= Goal =
Can you write out these records again with every "Untitled Track" swapped for "Vocals" and nothing else changed, leaving out the pictures?

= Extracted material =
___

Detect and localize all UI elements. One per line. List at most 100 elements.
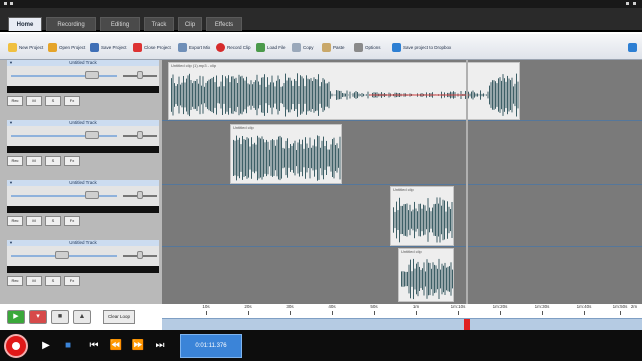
rewind-button[interactable]: ⏪ <box>106 338 126 354</box>
pan-slider-handle[interactable] <box>137 251 143 259</box>
level-meter <box>7 206 159 213</box>
volume-slider-handle[interactable] <box>85 131 99 139</box>
track-button-row: Rec M S Fx <box>7 214 159 228</box>
audio-clip[interactable]: Untitled clip <box>398 248 454 302</box>
record-clip-button[interactable]: Record Clip <box>216 39 251 55</box>
ruler-tick <box>542 311 543 315</box>
ruler-tick <box>500 311 501 315</box>
ruler-tick <box>248 311 249 315</box>
time-ruler[interactable]: 10s 20s 30s 40s 50s 1m 1m:10s 1m:20s 1m:… <box>162 304 642 318</box>
open-project-button[interactable]: Open Project <box>48 39 85 55</box>
play-icon[interactable]: ▶ <box>7 310 25 324</box>
new-project-icon <box>8 42 17 52</box>
ruler-tick-label: 1m <box>412 304 420 309</box>
effects-button[interactable]: Fx <box>64 96 80 106</box>
track-name: Untitled Track <box>69 60 97 65</box>
track-name: Untitled Track <box>69 120 97 125</box>
mute-button[interactable]: M <box>26 276 42 286</box>
volume-slider[interactable] <box>11 75 117 77</box>
effects-button[interactable]: Fx <box>64 216 80 226</box>
ruler-tick-label: 40s <box>328 304 336 309</box>
fast-forward-button[interactable]: ⏩ <box>128 338 148 354</box>
toolbar: New Project Open Project Save Project Cl… <box>0 34 642 60</box>
skip-to-start-button[interactable]: ⏮ <box>84 338 104 354</box>
ruler-tick-label: 1m:30s <box>534 304 550 309</box>
tab-home[interactable]: Home <box>8 17 42 31</box>
ruler-tick-label: 1m:40s <box>576 304 592 309</box>
export-mix-button[interactable]: Export Mix <box>178 39 210 55</box>
waveform <box>233 135 341 181</box>
save-icon <box>90 42 99 52</box>
play-button[interactable]: ▶ <box>36 338 56 354</box>
audio-clip[interactable]: Untitled clip <box>230 124 342 184</box>
volume-slider-handle[interactable] <box>85 71 99 79</box>
mute-button[interactable]: M <box>26 96 42 106</box>
options-button[interactable]: Options <box>354 39 381 55</box>
seek-bar[interactable] <box>162 318 642 331</box>
copy-icon <box>292 42 301 52</box>
tab-clip[interactable]: Clip <box>178 17 202 31</box>
solo-button[interactable]: S <box>45 156 61 166</box>
pan-slider-handle[interactable] <box>137 191 143 199</box>
track-button-row: Rec M S Fx <box>7 94 159 108</box>
ruler-tick <box>584 311 585 315</box>
skip-to-end-button[interactable]: ⏭ <box>150 338 170 354</box>
record-button[interactable] <box>4 334 28 358</box>
record-arm-button[interactable]: Rec <box>7 96 23 106</box>
waveform <box>401 258 453 300</box>
playhead[interactable] <box>466 60 468 304</box>
load-file-button[interactable]: Load File <box>256 39 286 55</box>
solo-button[interactable]: S <box>45 276 61 286</box>
paste-button[interactable]: Paste <box>322 39 345 55</box>
window-control-icon[interactable] <box>633 2 636 5</box>
window-menu-icon[interactable] <box>4 2 7 5</box>
tab-track[interactable]: Track <box>144 17 174 31</box>
save-project-button[interactable]: Save Project <box>90 39 127 55</box>
ruler-tick <box>458 311 459 315</box>
record-arm-button[interactable]: Rec <box>7 216 23 226</box>
track-mixer <box>7 186 159 206</box>
solo-button[interactable]: S <box>45 96 61 106</box>
volume-slider[interactable] <box>11 195 117 197</box>
volume-slider-handle[interactable] <box>55 251 69 259</box>
bottom-transport-bar: ▶ ■ ⏮ ⏪ ⏩ ⏭ 0:01:11.376 <box>0 330 642 361</box>
effects-button[interactable]: Fx <box>64 156 80 166</box>
loop-icon[interactable]: ▾ <box>29 310 47 324</box>
copy-button[interactable]: Copy <box>292 39 314 55</box>
mute-button[interactable]: M <box>26 156 42 166</box>
save-to-dropbox-button[interactable]: Save project to Dropbox <box>392 39 451 55</box>
level-meter <box>7 146 159 153</box>
mute-button[interactable]: M <box>26 216 42 226</box>
track-button-row: Rec M S Fx <box>7 154 159 168</box>
track-control-panel: ▼ Untitled Track Rec M S Fx ▼ Untitled T… <box>0 60 162 304</box>
window-control-icon[interactable] <box>626 2 629 5</box>
pan-slider-handle[interactable] <box>137 71 143 79</box>
new-project-button[interactable]: New Project <box>8 39 43 55</box>
waveform <box>171 73 519 117</box>
tab-editing[interactable]: Editing <box>100 17 140 31</box>
pan-slider-handle[interactable] <box>137 131 143 139</box>
eject-icon[interactable]: ▲ <box>73 310 91 324</box>
effects-button[interactable]: Fx <box>64 276 80 286</box>
tab-recording[interactable]: Recording <box>46 17 96 31</box>
window-menu-icon[interactable] <box>10 2 13 5</box>
stop-icon[interactable]: ■ <box>51 310 69 324</box>
tab-effects[interactable]: Effects <box>206 17 242 31</box>
close-project-button[interactable]: Close Project <box>133 39 171 55</box>
panel-transport: ▶ ▾ ■ ▲ Clear Loop <box>7 308 159 326</box>
volume-slider-handle[interactable] <box>85 191 99 199</box>
timeline-area[interactable]: Untitled clip (1).mp3 - clip Untitled cl… <box>162 60 642 304</box>
record-arm-button[interactable]: Rec <box>7 156 23 166</box>
clear-loop-button[interactable]: Clear Loop <box>103 310 135 324</box>
ruler-tick <box>290 311 291 315</box>
toolbar-overflow-button[interactable] <box>628 39 639 55</box>
track-mixer <box>7 126 159 146</box>
record-arm-button[interactable]: Rec <box>7 276 23 286</box>
volume-slider[interactable] <box>11 135 117 137</box>
track-name: Untitled Track <box>69 240 97 245</box>
audio-clip[interactable]: Untitled clip <box>390 186 454 246</box>
ruler-tick-label: 30s <box>286 304 294 309</box>
solo-button[interactable]: S <box>45 216 61 226</box>
stop-button[interactable]: ■ <box>58 338 78 354</box>
track-controls: ▼ Untitled Track Rec M S Fx <box>7 180 159 228</box>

___

= Written answer =
Detect and localize all UI elements. One per line. List at most 100 elements.
rewind-button[interactable]: ⏪ <box>106 338 126 354</box>
pan-slider-handle[interactable] <box>137 251 143 259</box>
level-meter <box>7 206 159 213</box>
volume-slider-handle[interactable] <box>85 131 99 139</box>
track-button-row: Rec M S Fx <box>7 214 159 228</box>
audio-clip[interactable]: Untitled clip <box>398 248 454 302</box>
record-clip-button[interactable]: Record Clip <box>216 39 251 55</box>
ruler-tick <box>542 311 543 315</box>
ruler-tick <box>500 311 501 315</box>
ruler-tick <box>248 311 249 315</box>
time-ruler[interactable]: 10s 20s 30s 40s 50s 1m 1m:10s 1m:20s 1m:… <box>162 304 642 318</box>
open-project-button[interactable]: Open Project <box>48 39 85 55</box>
play-icon[interactable]: ▶ <box>7 310 25 324</box>
new-project-icon <box>8 42 17 52</box>
ruler-tick-label: 1m <box>412 304 420 309</box>
effects-button[interactable]: Fx <box>64 96 80 106</box>
track-name: Vocals <box>69 60 97 65</box>
track-name: Vocals <box>69 120 97 125</box>
mute-button[interactable]: M <box>26 276 42 286</box>
volume-slider[interactable] <box>11 75 117 77</box>
effects-button[interactable]: Fx <box>64 216 80 226</box>
ruler-tick-label: 40s <box>328 304 336 309</box>
fast-forward-button[interactable]: ⏩ <box>128 338 148 354</box>
toolbar: New Project Open Project Save Project Cl… <box>0 34 642 60</box>
skip-to-start-button[interactable]: ⏮ <box>84 338 104 354</box>
ruler-tick-label: 1m:30s <box>534 304 550 309</box>
tab-home[interactable]: Home <box>8 17 42 31</box>
ruler-tick-label: 1m:40s <box>576 304 592 309</box>
export-mix-button[interactable]: Export Mix <box>178 39 210 55</box>
waveform <box>233 135 341 181</box>
save-icon <box>90 42 99 52</box>
play-button[interactable]: ▶ <box>36 338 56 354</box>
audio-clip[interactable]: Untitled clip <box>230 124 342 184</box>
volume-slider-handle[interactable] <box>85 71 99 79</box>
mute-button[interactable]: M <box>26 96 42 106</box>
options-button[interactable]: Options <box>354 39 381 55</box>
seek-bar[interactable] <box>162 318 642 331</box>
copy-icon <box>292 42 301 52</box>
tab-clip[interactable]: Clip <box>178 17 202 31</box>
solo-button[interactable]: S <box>45 156 61 166</box>
pan-slider-handle[interactable] <box>137 191 143 199</box>
track-button-row: Rec M S Fx <box>7 94 159 108</box>
ruler-tick <box>584 311 585 315</box>
skip-to-end-button[interactable]: ⏭ <box>150 338 170 354</box>
record-button[interactable] <box>4 334 28 358</box>
record-arm-button[interactable]: Rec <box>7 96 23 106</box>
waveform <box>401 258 453 300</box>
playhead[interactable] <box>466 60 468 304</box>
load-file-button[interactable]: Load File <box>256 39 286 55</box>
solo-button[interactable]: S <box>45 276 61 286</box>
paste-button[interactable]: Paste <box>322 39 345 55</box>
window-control-icon[interactable] <box>633 2 636 5</box>
window-menu-icon[interactable] <box>4 2 7 5</box>
tab-track[interactable]: Track <box>144 17 174 31</box>
save-project-button[interactable]: Save Project <box>90 39 127 55</box>
ruler-tick <box>458 311 459 315</box>
record-arm-button[interactable]: Rec <box>7 216 23 226</box>
track-mixer <box>7 186 159 206</box>
solo-button[interactable]: S <box>45 96 61 106</box>
volume-slider[interactable] <box>11 195 117 197</box>
volume-slider-handle[interactable] <box>55 251 69 259</box>
bottom-transport-bar: ▶ ■ ⏮ ⏪ ⏩ ⏭ 0:01:11.376 <box>0 330 642 361</box>
effects-button[interactable]: Fx <box>64 156 80 166</box>
loop-icon[interactable]: ▾ <box>29 310 47 324</box>
copy-button[interactable]: Copy <box>292 39 314 55</box>
mute-button[interactable]: M <box>26 156 42 166</box>
save-to-dropbox-button[interactable]: Save project to Dropbox <box>392 39 451 55</box>
level-meter <box>7 146 159 153</box>
mute-button[interactable]: M <box>26 216 42 226</box>
track-button-row: Rec M S Fx <box>7 154 159 168</box>
track-control-panel: ▼ Vocals Rec M S Fx ▼ Untitled T… <box>0 60 162 304</box>
window-control-icon[interactable] <box>626 2 629 5</box>
pan-slider-handle[interactable] <box>137 71 143 79</box>
new-project-button[interactable]: New Project <box>8 39 43 55</box>
waveform <box>171 73 519 117</box>
tab-editing[interactable]: Editing <box>100 17 140 31</box>
pan-slider-handle[interactable] <box>137 131 143 139</box>
eject-icon[interactable]: ▲ <box>73 310 91 324</box>
effects-button[interactable]: Fx <box>64 276 80 286</box>
tab-recording[interactable]: Recording <box>46 17 96 31</box>
window-menu-icon[interactable] <box>10 2 13 5</box>
stop-icon[interactable]: ■ <box>51 310 69 324</box>
tab-effects[interactable]: Effects <box>206 17 242 31</box>
close-project-button[interactable]: Close Project <box>133 39 171 55</box>
panel-transport: ▶ ▾ ■ ▲ Clear Loop <box>7 308 159 326</box>
volume-slider-handle[interactable] <box>85 191 99 199</box>
timeline-area[interactable]: Untitled clip (1).mp3 - clip Untitled cl… <box>162 60 642 304</box>
record-arm-button[interactable]: Rec <box>7 156 23 166</box>
clear-loop-button[interactable]: Clear Loop <box>103 310 135 324</box>
ruler-tick <box>290 311 291 315</box>
toolbar-overflow-button[interactable] <box>628 39 639 55</box>
track-mixer <box>7 126 159 146</box>
record-arm-button[interactable]: Rec <box>7 276 23 286</box>
volume-slider[interactable] <box>11 135 117 137</box>
track-name: Vocals <box>69 240 97 245</box>
audio-clip[interactable]: Untitled clip <box>390 186 454 246</box>
ruler-tick-label: 30s <box>286 304 294 309</box>
solo-button[interactable]: S <box>45 216 61 226</box>
stop-button[interactable]: ■ <box>58 338 78 354</box>
track-controls: ▼ Vocals Rec M S Fx <box>7 180 159 228</box>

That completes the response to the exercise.